WHAT IS ASKED »
• a. Reproduce verbatim everything in the passage on humility and temptation from "1. After prayer, humility" down to "result of pride.".
• b. In one to three sentences, explain why the passage on humility and temptation holds that humility is necessary for overcoming temptation.

TEXT EXCERPT »
1. After prayer, humility is the best weapon in our struggle against temptation.
God wishes us to realise that we are incapable of a single good thought or action without His assistance. Not that we are sufficient of ourselves to think anything, as from ourselves, but our sufficiency is from God. (2 Cor. 3:5) God resists the proud, but gives grace to the humble. (James 4:6; 1 Peter 5:5) We cannot conquer temptation without the grace of God, and God only gives His grace to the humble. He allows us to be troubled by temptation in order to humble us, and if He perceives that we are still proud He allows us to fall by denying us His grace. Many of our falls, especially sins of impurity, are the result of pride.
Let us be humble, therefore, and recognise our own nothingness. At the same time, let us have complete confidence in God. I can do all things in Him who strengthens me. (Phil. 4:13) We must be humble not only in the sight of God, but also in the presence of men. What hast thou that thou hast not received? And if thou hast received, why dost thou boast as if thou hadst not received it? (1 Cor. 3:5) Pride and ambition are links in a chain which secures us in the bondage of sin.

DATA PROVIDED »

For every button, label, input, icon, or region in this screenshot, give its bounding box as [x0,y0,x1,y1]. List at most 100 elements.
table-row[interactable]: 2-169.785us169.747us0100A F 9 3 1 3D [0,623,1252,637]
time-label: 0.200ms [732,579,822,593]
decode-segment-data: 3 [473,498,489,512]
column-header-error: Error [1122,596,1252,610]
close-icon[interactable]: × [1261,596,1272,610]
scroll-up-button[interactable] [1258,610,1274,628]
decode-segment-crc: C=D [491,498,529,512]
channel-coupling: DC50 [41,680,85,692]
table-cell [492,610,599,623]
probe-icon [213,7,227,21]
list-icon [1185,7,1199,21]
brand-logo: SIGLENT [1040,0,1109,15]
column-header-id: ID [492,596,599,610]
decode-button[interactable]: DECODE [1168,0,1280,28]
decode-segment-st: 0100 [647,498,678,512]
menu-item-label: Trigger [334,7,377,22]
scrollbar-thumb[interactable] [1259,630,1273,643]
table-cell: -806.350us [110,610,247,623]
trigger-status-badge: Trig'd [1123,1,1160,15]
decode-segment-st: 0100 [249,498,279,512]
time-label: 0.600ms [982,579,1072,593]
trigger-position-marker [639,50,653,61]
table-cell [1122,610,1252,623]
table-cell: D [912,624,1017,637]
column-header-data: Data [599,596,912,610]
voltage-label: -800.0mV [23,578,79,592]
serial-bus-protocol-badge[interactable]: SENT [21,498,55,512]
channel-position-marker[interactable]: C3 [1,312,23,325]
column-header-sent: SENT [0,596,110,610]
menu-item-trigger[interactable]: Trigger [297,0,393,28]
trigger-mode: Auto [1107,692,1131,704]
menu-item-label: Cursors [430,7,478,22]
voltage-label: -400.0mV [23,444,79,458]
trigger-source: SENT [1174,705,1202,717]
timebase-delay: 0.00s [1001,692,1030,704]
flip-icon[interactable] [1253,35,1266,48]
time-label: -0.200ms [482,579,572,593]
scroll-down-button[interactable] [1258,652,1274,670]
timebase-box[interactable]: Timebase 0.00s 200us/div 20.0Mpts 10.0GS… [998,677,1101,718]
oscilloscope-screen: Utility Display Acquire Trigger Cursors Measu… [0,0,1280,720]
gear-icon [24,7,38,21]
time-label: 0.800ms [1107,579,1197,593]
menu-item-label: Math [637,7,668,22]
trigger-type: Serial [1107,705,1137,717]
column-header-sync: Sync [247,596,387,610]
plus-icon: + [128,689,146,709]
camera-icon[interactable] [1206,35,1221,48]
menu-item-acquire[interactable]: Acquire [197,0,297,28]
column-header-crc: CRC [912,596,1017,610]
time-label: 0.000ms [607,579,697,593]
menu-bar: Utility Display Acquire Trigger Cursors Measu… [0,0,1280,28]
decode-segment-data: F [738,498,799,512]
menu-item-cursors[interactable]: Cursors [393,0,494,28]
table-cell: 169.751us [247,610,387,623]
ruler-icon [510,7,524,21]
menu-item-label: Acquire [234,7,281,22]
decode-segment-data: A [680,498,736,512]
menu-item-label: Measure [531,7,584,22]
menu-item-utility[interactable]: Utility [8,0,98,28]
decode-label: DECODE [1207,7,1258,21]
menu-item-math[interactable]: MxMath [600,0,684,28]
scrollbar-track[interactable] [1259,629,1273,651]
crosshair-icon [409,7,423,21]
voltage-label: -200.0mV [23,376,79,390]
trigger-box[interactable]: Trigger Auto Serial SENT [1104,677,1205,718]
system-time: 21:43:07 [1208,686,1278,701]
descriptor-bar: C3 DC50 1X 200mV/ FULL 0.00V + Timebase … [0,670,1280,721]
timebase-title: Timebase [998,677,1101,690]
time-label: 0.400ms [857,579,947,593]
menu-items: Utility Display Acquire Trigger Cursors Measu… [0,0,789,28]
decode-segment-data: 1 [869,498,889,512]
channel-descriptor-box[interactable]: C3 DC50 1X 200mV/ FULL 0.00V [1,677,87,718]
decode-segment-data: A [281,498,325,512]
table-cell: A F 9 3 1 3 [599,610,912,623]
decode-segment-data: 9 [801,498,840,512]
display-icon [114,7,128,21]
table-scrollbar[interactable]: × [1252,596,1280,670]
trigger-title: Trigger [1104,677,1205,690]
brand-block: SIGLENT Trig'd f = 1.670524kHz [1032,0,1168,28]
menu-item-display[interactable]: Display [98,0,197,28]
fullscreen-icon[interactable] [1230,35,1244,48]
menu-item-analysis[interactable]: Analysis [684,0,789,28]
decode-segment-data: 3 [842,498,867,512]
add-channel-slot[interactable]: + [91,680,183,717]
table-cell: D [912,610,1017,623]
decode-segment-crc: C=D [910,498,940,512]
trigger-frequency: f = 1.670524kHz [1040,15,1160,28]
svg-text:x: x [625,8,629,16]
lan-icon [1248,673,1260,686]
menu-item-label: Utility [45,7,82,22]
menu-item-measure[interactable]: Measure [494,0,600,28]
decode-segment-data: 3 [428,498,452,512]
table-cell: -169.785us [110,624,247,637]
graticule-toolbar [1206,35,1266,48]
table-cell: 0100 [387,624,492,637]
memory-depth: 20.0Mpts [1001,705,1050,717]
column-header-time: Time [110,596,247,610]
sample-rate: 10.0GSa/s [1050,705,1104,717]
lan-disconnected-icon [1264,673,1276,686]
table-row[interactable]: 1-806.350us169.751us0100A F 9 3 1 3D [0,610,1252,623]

OUTPUTS BY TASK »
• a.
1. After prayer, humility is the best weapon in our struggle against temptation.
God wishes us to realise that we are incapable of a single good thought or action without His assistance. Not that we are sufficient of ourselves to think anything, as from ourselves, but our sufficiency is from God. (2 Cor. 3:5) God resists the proud, but gives grace to the humble. (James 4:6; 1 Peter 5:5) We cannot conquer temptation without the grace of God, and God only gives His grace to the humble. He allows us to be troubled by temptation in order to humble us, and if He perceives that we are still proud He allows us to fall by denying us His grace. Many of our falls, especially sins of impurity, are the result of pride.

• b. Temptation cannot be conquered without the grace of God, and God gives His grace only to the humble. If He perceives that a person is still proud, He denies that grace and allows the person to fall.